Record extracts »
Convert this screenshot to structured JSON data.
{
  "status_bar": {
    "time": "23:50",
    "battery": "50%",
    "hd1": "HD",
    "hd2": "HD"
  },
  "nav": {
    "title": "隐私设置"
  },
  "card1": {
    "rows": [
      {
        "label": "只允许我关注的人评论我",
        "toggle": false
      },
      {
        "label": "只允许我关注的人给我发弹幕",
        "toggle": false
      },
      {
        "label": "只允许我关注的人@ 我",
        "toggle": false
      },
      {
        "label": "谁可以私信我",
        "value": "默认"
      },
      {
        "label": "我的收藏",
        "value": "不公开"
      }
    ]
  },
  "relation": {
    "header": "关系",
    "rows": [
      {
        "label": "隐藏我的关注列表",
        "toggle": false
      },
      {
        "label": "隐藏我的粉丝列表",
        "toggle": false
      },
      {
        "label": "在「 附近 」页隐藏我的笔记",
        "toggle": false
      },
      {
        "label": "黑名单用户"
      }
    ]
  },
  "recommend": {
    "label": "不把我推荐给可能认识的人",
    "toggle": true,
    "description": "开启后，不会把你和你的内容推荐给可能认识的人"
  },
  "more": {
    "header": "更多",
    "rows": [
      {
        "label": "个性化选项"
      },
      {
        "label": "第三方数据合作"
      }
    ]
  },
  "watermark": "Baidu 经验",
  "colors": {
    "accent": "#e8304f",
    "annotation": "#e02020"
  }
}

Task details » Copy every record exactly, with nothing added or dropped.

Exercise answer »
Convert this screenshot to structured JSON data.
{
  "status_bar": {
    "time": "23:50",
    "battery": "50%",
    "hd1": "HD",
    "hd2": "HD"
  },
  "nav": {
    "title": "隐私设置"
  },
  "card1": {
    "rows": [
      {
        "label": "只允许我关注的人评论我",
        "toggle": false
      },
      {
        "label": "只允许我关注的人给我发弹幕",
        "toggle": false
      },
      {
        "label": "只允许我关注的人@ 我",
        "toggle": false
      },
      {
        "label": "谁可以私信我",
        "value": "默认"
      },
      {
        "label": "我的收藏",
        "value": "不公开"
      }
    ]
  },
  "relation": {
    "header": "关系",
    "rows": [
      {
        "label": "隐藏我的关注列表",
        "toggle": false
      },
      {
        "label": "隐藏我的粉丝列表",
        "toggle": false
      },
      {
        "label": "在「 附近 」页隐藏我的笔记",
        "toggle": false
      },
      {
        "label": "黑名单用户"
      }
    ]
  },
  "recommend": {
    "label": "不把我推荐给可能认识的人",
    "toggle": true,
    "description": "开启后，不会把你和你的内容推荐给可能认识的人"
  },
  "more": {
    "header": "更多",
    "rows": [
      {
        "label": "个性化选项"
      },
      {
        "label": "第三方数据合作"
      }
    ]
  },
  "watermark": "Baidu 经验",
  "colors": {
    "accent": "#e8304f",
    "annotation": "#e02020"
  }
}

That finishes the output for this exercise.